++++ RECORD EXTRACTS

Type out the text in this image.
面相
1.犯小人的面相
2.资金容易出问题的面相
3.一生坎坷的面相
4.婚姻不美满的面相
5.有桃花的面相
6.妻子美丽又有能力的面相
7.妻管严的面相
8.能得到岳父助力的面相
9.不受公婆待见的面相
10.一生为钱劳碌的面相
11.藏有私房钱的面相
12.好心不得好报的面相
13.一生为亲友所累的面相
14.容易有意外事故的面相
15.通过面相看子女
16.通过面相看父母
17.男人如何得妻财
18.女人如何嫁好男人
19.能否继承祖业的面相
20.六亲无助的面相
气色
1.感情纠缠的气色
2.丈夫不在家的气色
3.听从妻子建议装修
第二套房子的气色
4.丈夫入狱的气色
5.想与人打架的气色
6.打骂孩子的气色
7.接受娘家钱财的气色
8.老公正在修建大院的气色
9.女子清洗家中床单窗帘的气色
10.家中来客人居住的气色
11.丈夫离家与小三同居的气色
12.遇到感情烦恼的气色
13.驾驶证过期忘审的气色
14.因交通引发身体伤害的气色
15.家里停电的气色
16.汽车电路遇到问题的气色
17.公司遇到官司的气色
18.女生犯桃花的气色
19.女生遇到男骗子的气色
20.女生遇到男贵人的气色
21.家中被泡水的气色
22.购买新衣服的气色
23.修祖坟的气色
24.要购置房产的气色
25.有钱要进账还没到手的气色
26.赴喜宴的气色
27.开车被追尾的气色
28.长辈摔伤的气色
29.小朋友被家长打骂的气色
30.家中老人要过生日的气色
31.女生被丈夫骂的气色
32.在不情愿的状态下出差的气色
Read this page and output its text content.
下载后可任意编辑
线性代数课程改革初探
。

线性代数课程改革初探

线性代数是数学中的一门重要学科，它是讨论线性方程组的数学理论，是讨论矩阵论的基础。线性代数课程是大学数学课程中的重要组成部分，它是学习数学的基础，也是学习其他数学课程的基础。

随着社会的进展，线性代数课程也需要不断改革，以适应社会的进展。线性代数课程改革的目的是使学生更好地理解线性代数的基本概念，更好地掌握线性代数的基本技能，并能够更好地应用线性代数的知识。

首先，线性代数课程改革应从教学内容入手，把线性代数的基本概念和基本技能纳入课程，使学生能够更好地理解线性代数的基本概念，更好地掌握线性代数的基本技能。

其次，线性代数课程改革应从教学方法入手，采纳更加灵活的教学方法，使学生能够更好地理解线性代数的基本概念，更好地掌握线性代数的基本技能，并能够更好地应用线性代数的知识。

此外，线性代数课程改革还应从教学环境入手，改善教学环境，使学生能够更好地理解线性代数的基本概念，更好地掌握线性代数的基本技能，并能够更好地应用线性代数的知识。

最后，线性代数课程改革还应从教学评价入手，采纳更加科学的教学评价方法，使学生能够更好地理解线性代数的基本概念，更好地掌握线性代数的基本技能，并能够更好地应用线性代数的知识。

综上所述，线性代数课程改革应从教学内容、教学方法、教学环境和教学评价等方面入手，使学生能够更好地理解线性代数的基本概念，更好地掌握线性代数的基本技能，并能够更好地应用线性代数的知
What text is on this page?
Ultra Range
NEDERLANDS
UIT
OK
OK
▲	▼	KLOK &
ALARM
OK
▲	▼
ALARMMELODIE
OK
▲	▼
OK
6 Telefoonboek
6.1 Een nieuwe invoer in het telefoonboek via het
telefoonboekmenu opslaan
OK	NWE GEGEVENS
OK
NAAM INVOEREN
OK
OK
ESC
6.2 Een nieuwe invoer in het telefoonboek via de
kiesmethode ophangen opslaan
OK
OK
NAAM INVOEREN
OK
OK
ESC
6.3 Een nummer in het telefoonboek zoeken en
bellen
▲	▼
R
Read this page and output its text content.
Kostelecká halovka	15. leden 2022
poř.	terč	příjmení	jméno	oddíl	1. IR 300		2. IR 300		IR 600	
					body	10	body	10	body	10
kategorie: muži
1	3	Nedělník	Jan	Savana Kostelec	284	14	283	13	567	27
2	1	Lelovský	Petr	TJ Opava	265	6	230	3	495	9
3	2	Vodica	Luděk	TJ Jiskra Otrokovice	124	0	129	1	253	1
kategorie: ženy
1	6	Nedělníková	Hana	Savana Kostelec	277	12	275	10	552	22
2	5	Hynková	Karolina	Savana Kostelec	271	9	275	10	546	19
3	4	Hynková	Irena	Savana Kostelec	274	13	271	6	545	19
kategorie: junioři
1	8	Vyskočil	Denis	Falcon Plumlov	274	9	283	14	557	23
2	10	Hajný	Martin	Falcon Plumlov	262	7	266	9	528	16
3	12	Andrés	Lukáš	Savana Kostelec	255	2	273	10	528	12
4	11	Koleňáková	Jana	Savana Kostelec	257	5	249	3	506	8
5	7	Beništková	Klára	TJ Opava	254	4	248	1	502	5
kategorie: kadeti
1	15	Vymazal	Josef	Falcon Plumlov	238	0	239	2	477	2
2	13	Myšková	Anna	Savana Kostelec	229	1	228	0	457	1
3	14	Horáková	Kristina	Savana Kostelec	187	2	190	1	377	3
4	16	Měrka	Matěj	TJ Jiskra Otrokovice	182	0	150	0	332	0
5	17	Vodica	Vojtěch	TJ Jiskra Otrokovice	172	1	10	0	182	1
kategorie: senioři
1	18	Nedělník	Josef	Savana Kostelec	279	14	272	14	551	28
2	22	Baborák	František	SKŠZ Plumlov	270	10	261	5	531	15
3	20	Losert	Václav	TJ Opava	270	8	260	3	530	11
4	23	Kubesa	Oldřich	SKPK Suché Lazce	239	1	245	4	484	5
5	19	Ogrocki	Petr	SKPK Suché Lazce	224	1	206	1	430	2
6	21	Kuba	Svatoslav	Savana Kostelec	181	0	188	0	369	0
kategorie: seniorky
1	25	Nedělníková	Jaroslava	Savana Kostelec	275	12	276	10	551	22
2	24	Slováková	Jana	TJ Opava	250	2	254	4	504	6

++++++++

» **TASK REQUIREMENTS**: Extract every record and return it verbatim.

» **SOLUTION TO THE EXERCISE**:
Type out the text in this image.
面相
1.犯小人的面相
2.资金容易出问题的面相
3.一生坎坷的面相
4.婚姻不美满的面相
5.有桃花的面相
6.妻子美丽又有能力的面相
7.妻管严的面相
8.能得到岳父助力的面相
9.不受公婆待见的面相
10.一生为钱劳碌的面相
11.藏有私房钱的面相
12.好心不得好报的面相
13.一生为亲友所累的面相
14.容易有意外事故的面相
15.通过面相看子女
16.通过面相看父母
17.男人如何得妻财
18.女人如何嫁好男人
19.能否继承祖业的面相
20.六亲无助的面相
气色
1.感情纠缠的气色
2.丈夫不在家的气色
3.听从妻子建议装修
第二套房子的气色
4.丈夫入狱的气色
5.想与人打架的气色
6.打骂孩子的气色
7.接受娘家钱财的气色
8.老公正在修建大院的气色
9.女子清洗家中床单窗帘的气色
10.家中来客人居住的气色
11.丈夫离家与小三同居的气色
12.遇到感情烦恼的气色
13.驾驶证过期忘审的气色
14.因交通引发身体伤害的气色
15.家里停电的气色
16.汽车电路遇到问题的气色
17.公司遇到官司的气色
18.女生犯桃花的气色
19.女生遇到男骗子的气色
20.女生遇到男贵人的气色
21.家中被泡水的气色
22.购买新衣服的气色
23.修祖坟的气色
24.要购置房产的气色
25.有钱要进账还没到手的气色
26.赴喜宴的气色
27.开车被追尾的气色
28.长辈摔伤的气色
29.小朋友被家长打骂的气色
30.家中老人要过生日的气色
31.女生被丈夫骂的气色
32.在不情愿的状态下出差的气色
Read this page and output its text content.
下载后可任意编辑
线性代数课程改革初探
。

线性代数课程改革初探

线性代数是数学中的一门重要学科，它是讨论线性方程组的数学理论，是讨论矩阵论的基础。线性代数课程是大学数学课程中的重要组成部分，它是学习数学的基础，也是学习其他数学课程的基础。

随着社会的进展，线性代数课程也需要不断改革，以适应社会的进展。线性代数课程改革的目的是使学生更好地理解线性代数的基本概念，更好地掌握线性代数的基本技能，并能够更好地应用线性代数的知识。

首先，线性代数课程改革应从教学内容入手，把线性代数的基本概念和基本技能纳入课程，使学生能够更好地理解线性代数的基本概念，更好地掌握线性代数的基本技能。

其次，线性代数课程改革应从教学方法入手，采纳更加灵活的教学方法，使学生能够更好地理解线性代数的基本概念，更好地掌握线性代数的基本技能，并能够更好地应用线性代数的知识。

此外，线性代数课程改革还应从教学环境入手，改善教学环境，使学生能够更好地理解线性代数的基本概念，更好地掌握线性代数的基本技能，并能够更好地应用线性代数的知识。

最后，线性代数课程改革还应从教学评价入手，采纳更加科学的教学评价方法，使学生能够更好地理解线性代数的基本概念，更好地掌握线性代数的基本技能，并能够更好地应用线性代数的知识。

综上所述，线性代数课程改革应从教学内容、教学方法、教学环境和教学评价等方面入手，使学生能够更好地理解线性代数的基本概念，更好地掌握线性代数的基本技能，并能够更好地应用线性代数的知
What text is on this page?
Ultra Range
NEDERLANDS
UIT
OK
OK
▲	▼	KLOK &
ALARM
OK
▲	▼
ALARMMELODIE
OK
▲	▼
OK
6 Telefoonboek
6.1 Een nieuwe invoer in het telefoonboek via het
telefoonboekmenu opslaan
OK	NWE GEGEVENS
OK
NAAM INVOEREN
OK
OK
ESC
6.2 Een nieuwe invoer in het telefoonboek via de
kiesmethode ophangen opslaan
OK
OK
NAAM INVOEREN
OK
OK
ESC
6.3 Een nummer in het telefoonboek zoeken en
bellen
▲	▼
R
Read this page and output its text content.
Kostelecká halovka	15. leden 2022
poř.	terč	příjmení	jméno	oddíl	1. IR 300		2. IR 300		IR 600	
					body	10	body	10	body	10
kategorie: muži
1	3	Nedělník	Jan	Savana Kostelec	284	14	283	13	567	27
2	1	Lelovský	Petr	TJ Opava	265	6	230	3	495	9
3	2	Vodica	Luděk	TJ Jiskra Otrokovice	124	0	129	1	253	1
kategorie: ženy
1	6	Nedělníková	Hana	Savana Kostelec	277	12	275	10	552	22
2	5	Hynková	Karolina	Savana Kostelec	271	9	275	10	546	19
3	4	Hynková	Irena	Savana Kostelec	274	13	271	6	545	19
kategorie: junioři
1	8	Vyskočil	Denis	Falcon Plumlov	274	9	283	14	557	23
2	10	Hajný	Martin	Falcon Plumlov	262	7	266	9	528	16
3	12	Andrés	Lukáš	Savana Kostelec	255	2	273	10	528	12
4	11	Koleňáková	Jana	Savana Kostelec	257	5	249	3	506	8
5	7	Beništková	Klára	TJ Opava	254	4	248	1	502	5
kategorie: kadeti
1	15	Vymazal	Josef	Falcon Plumlov	238	0	239	2	477	2
2	13	Myšková	Anna	Savana Kostelec	229	1	228	0	457	1
3	14	Horáková	Kristina	Savana Kostelec	187	2	190	1	377	3
4	16	Měrka	Matěj	TJ Jiskra Otrokovice	182	0	150	0	332	0
5	17	Vodica	Vojtěch	TJ Jiskra Otrokovice	172	1	10	0	182	1
kategorie: senioři
1	18	Nedělník	Josef	Savana Kostelec	279	14	272	14	551	28
2	22	Baborák	František	SKŠZ Plumlov	270	10	261	5	531	15
3	20	Losert	Václav	TJ Opava	270	8	260	3	530	11
4	23	Kubesa	Oldřich	SKPK Suché Lazce	239	1	245	4	484	5
5	19	Ogrocki	Petr	SKPK Suché Lazce	224	1	206	1	430	2
6	21	Kuba	Svatoslav	Savana Kostelec	181	0	188	0	369	0
kategorie: seniorky
1	25	Nedělníková	Jaroslava	Savana Kostelec	275	12	276	10	551	22
2	24	Slováková	Jana	TJ Opava	250	2	254	4	504	6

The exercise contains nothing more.